» **RECORDS FOR THIS TASK**:
══════════════════════════════

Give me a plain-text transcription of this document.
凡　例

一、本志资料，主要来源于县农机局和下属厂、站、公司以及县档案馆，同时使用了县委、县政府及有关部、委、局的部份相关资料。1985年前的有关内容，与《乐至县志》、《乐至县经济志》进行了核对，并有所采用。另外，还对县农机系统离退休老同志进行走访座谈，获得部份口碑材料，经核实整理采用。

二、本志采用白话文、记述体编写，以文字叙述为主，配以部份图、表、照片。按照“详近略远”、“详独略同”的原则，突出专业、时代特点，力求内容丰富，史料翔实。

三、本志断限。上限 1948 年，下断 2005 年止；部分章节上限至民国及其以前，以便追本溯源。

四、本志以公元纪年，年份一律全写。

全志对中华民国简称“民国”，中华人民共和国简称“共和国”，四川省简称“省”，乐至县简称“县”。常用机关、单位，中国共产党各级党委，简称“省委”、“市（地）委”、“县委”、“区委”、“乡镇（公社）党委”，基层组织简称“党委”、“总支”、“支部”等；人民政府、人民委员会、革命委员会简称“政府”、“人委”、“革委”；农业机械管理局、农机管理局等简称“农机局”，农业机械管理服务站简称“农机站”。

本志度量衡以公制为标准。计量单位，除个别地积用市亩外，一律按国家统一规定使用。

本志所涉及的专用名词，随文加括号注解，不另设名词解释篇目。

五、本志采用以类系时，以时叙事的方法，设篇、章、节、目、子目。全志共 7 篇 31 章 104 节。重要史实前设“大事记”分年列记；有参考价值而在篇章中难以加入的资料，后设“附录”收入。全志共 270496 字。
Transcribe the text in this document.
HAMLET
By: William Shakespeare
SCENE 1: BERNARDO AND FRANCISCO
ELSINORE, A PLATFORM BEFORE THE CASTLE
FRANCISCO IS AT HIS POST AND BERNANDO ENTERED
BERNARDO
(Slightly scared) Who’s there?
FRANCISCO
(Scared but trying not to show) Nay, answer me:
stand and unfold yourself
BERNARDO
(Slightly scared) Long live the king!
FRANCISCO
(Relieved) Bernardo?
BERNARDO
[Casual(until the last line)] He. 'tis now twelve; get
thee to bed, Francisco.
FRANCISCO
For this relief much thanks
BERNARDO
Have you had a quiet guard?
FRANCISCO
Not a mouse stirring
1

══════════════════════════════

Return the entries in full, keeping every line exactly as it is.

» **ANSWER TO THE EXERCISE**:
Give me a plain-text transcription of this document.
凡　例

一、本志资料，主要来源于县农机局和下属厂、站、公司以及县档案馆，同时使用了县委、县政府及有关部、委、局的部份相关资料。1985年前的有关内容，与《乐至县志》、《乐至县经济志》进行了核对，并有所采用。另外，还对县农机系统离退休老同志进行走访座谈，获得部份口碑材料，经核实整理采用。

二、本志采用白话文、记述体编写，以文字叙述为主，配以部份图、表、照片。按照“详近略远”、“详独略同”的原则，突出专业、时代特点，力求内容丰富，史料翔实。

三、本志断限。上限 1948 年，下断 2005 年止；部分章节上限至民国及其以前，以便追本溯源。

四、本志以公元纪年，年份一律全写。

全志对中华民国简称“民国”，中华人民共和国简称“共和国”，四川省简称“省”，乐至县简称“县”。常用机关、单位，中国共产党各级党委，简称“省委”、“市（地）委”、“县委”、“区委”、“乡镇（公社）党委”，基层组织简称“党委”、“总支”、“支部”等；人民政府、人民委员会、革命委员会简称“政府”、“人委”、“革委”；农业机械管理局、农机管理局等简称“农机局”，农业机械管理服务站简称“农机站”。

本志度量衡以公制为标准。计量单位，除个别地积用市亩外，一律按国家统一规定使用。

本志所涉及的专用名词，随文加括号注解，不另设名词解释篇目。

五、本志采用以类系时，以时叙事的方法，设篇、章、节、目、子目。全志共 7 篇 31 章 104 节。重要史实前设“大事记”分年列记；有参考价值而在篇章中难以加入的资料，后设“附录”收入。全志共 270496 字。
Transcribe the text in this document.
HAMLET
By: William Shakespeare
SCENE 1: BERNARDO AND FRANCISCO
ELSINORE, A PLATFORM BEFORE THE CASTLE
FRANCISCO IS AT HIS POST AND BERNANDO ENTERED
BERNARDO
(Slightly scared) Who’s there?
FRANCISCO
(Scared but trying not to show) Nay, answer me:
stand and unfold yourself
BERNARDO
(Slightly scared) Long live the king!
FRANCISCO
(Relieved) Bernardo?
BERNARDO
[Casual(until the last line)] He. 'tis now twelve; get
thee to bed, Francisco.
FRANCISCO
For this relief much thanks
BERNARDO
Have you had a quiet guard?
FRANCISCO
Not a mouse stirring
1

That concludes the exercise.